--- TASK PROMPT ---
Once the pictures are set aside, transcribe the remaining data exactly.

** Start of INFORMATION PROVIDED **

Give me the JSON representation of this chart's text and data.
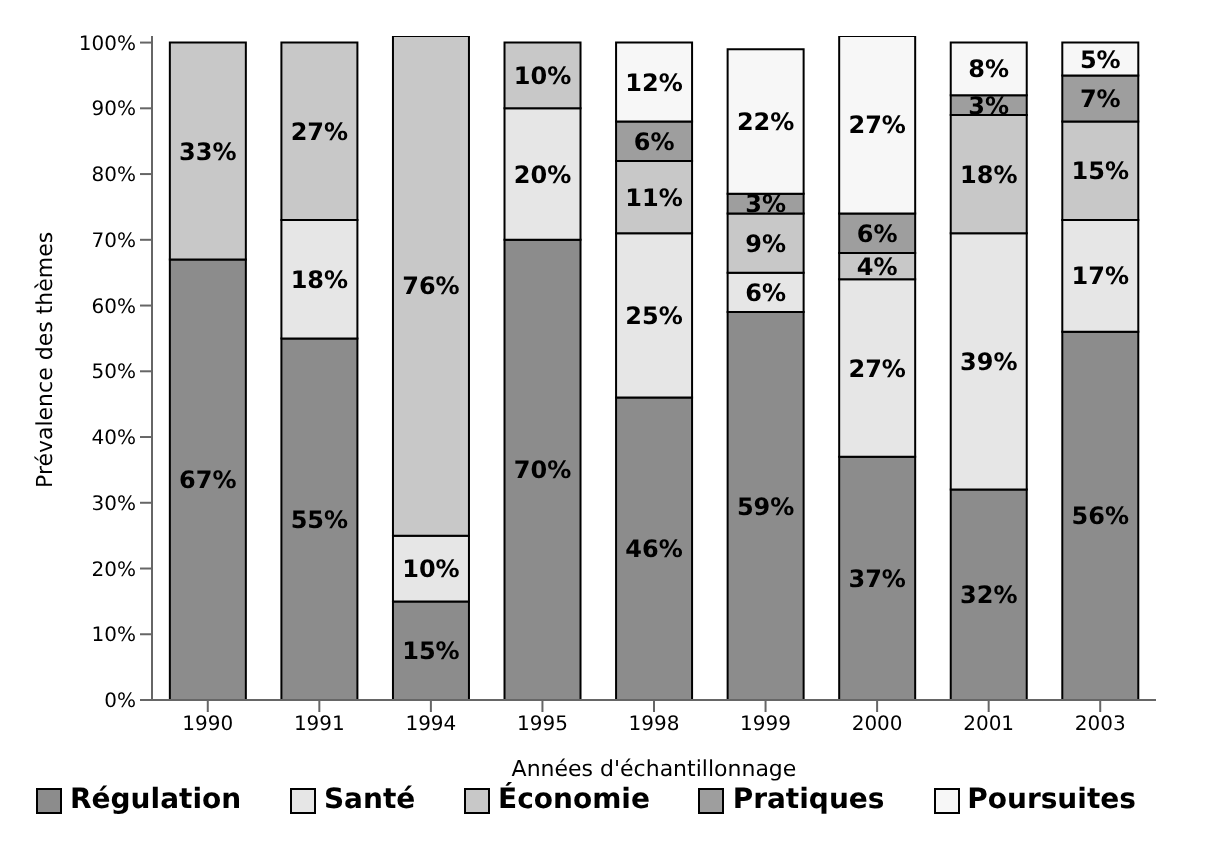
{
  "chart_data": {
    "type": "bar",
    "stacked": true,
    "xlabel": "Années d'échantillonnage",
    "ylabel": "Prévalence des thèmes",
    "categories": [
      "1990",
      "1991",
      "1994",
      "1995",
      "1998",
      "1999",
      "2000",
      "2001",
      "2003"
    ],
    "ylim": [
      0,
      101
    ],
    "yticks": [
      {
        "value": 0,
        "label": "0%"
      },
      {
        "value": 10,
        "label": "10%"
      },
      {
        "value": 20,
        "label": "20%"
      },
      {
        "value": 30,
        "label": "30%"
      },
      {
        "value": 40,
        "label": "40%"
      },
      {
        "value": 50,
        "label": "50%"
      },
      {
        "value": 60,
        "label": "60%"
      },
      {
        "value": 70,
        "label": "70%"
      },
      {
        "value": 80,
        "label": "80%"
      },
      {
        "value": 90,
        "label": "90%"
      },
      {
        "value": 100,
        "label": "100%"
      }
    ],
    "grid": false,
    "legend": "bottom",
    "series": [
      {
        "name": "Régulation",
        "color": "#8c8c8c",
        "values": [
          67,
          55,
          15,
          70,
          46,
          59,
          37,
          32,
          56
        ],
        "value_labels": [
          "67%",
          "55%",
          "15%",
          "70%",
          "46%",
          "59%",
          "37%",
          "32%",
          "56%"
        ]
      },
      {
        "name": "Santé",
        "color": "#e6e6e6",
        "values": [
          null,
          18,
          10,
          20,
          25,
          6,
          27,
          39,
          17
        ],
        "value_labels": [
          null,
          "18%",
          "10%",
          "20%",
          "25%",
          "6%",
          "27%",
          "39%",
          "17%"
        ]
      },
      {
        "name": "Économie",
        "color": "#c8c8c8",
        "values": [
          33,
          27,
          76,
          10,
          11,
          9,
          4,
          18,
          15
        ],
        "value_labels": [
          "33%",
          "27%",
          "76%",
          "10%",
          "11%",
          "9%",
          "4%",
          "18%",
          "15%"
        ]
      },
      {
        "name": "Pratiques",
        "color": "#9e9e9e",
        "values": [
          null,
          null,
          null,
          null,
          6,
          3,
          6,
          3,
          7
        ],
        "value_labels": [
          null,
          null,
          null,
          null,
          "6%",
          "3%",
          "6%",
          "3%",
          "7%"
        ]
      },
      {
        "name": "Poursuites",
        "color": "#f7f7f7",
        "values": [
          null,
          null,
          null,
          null,
          12,
          22,
          27,
          8,
          5
        ],
        "value_labels": [
          null,
          null,
          null,
          null,
          "12%",
          "22%",
          "27%",
          "8%",
          "5%"
        ]
      }
    ]
  }
}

** End of INFORMATION PROVIDED **

--- ANSWER TO THIS PROBLEM ---
Give me the JSON representation of this chart's text and data.
{
  "chart_data": {
    "type": "bar",
    "stacked": true,
    "xlabel": "Années d'échantillonnage",
    "ylabel": "Prévalence des thèmes",
    "categories": [
      "1990",
      "1991",
      "1994",
      "1995",
      "1998",
      "1999",
      "2000",
      "2001",
      "2003"
    ],
    "ylim": [
      0,
      101
    ],
    "yticks": [
      {
        "value": 0,
        "label": "0%"
      },
      {
        "value": 10,
        "label": "10%"
      },
      {
        "value": 20,
        "label": "20%"
      },
      {
        "value": 30,
        "label": "30%"
      },
      {
        "value": 40,
        "label": "40%"
      },
      {
        "value": 50,
        "label": "50%"
      },
      {
        "value": 60,
        "label": "60%"
      },
      {
        "value": 70,
        "label": "70%"
      },
      {
        "value": 80,
        "label": "80%"
      },
      {
        "value": 90,
        "label": "90%"
      },
      {
        "value": 100,
        "label": "100%"
      }
    ],
    "grid": false,
    "legend": "bottom",
    "series": [
      {
        "name": "Régulation",
        "color": "#8c8c8c",
        "values": [
          67,
          55,
          15,
          70,
          46,
          59,
          37,
          32,
          56
        ],
        "value_labels": [
          "67%",
          "55%",
          "15%",
          "70%",
          "46%",
          "59%",
          "37%",
          "32%",
          "56%"
        ]
      },
      {
        "name": "Santé",
        "color": "#e6e6e6",
        "values": [
          null,
          18,
          10,
          20,
          25,
          6,
          27,
          39,
          17
        ],
        "value_labels": [
          null,
          "18%",
          "10%",
          "20%",
          "25%",
          "6%",
          "27%",
          "39%",
          "17%"
        ]
      },
      {
        "name": "Économie",
        "color": "#c8c8c8",
        "values": [
          33,
          27,
          76,
          10,
          11,
          9,
          4,
          18,
          15
        ],
        "value_labels": [
          "33%",
          "27%",
          "76%",
          "10%",
          "11%",
          "9%",
          "4%",
          "18%",
          "15%"
        ]
      },
      {
        "name": "Pratiques",
        "color": "#9e9e9e",
        "values": [
          null,
          null,
          null,
          null,
          6,
          3,
          6,
          3,
          7
        ],
        "value_labels": [
          null,
          null,
          null,
          null,
          "6%",
          "3%",
          "6%",
          "3%",
          "7%"
        ]
      },
      {
        "name": "Poursuites",
        "color": "#f7f7f7",
        "values": [
          null,
          null,
          null,
          null,
          12,
          22,
          27,
          8,
          5
        ],
        "value_labels": [
          null,
          null,
          null,
          null,
          "12%",
          "22%",
          "27%",
          "8%",
          "5%"
        ]
      }
    ]
  }
}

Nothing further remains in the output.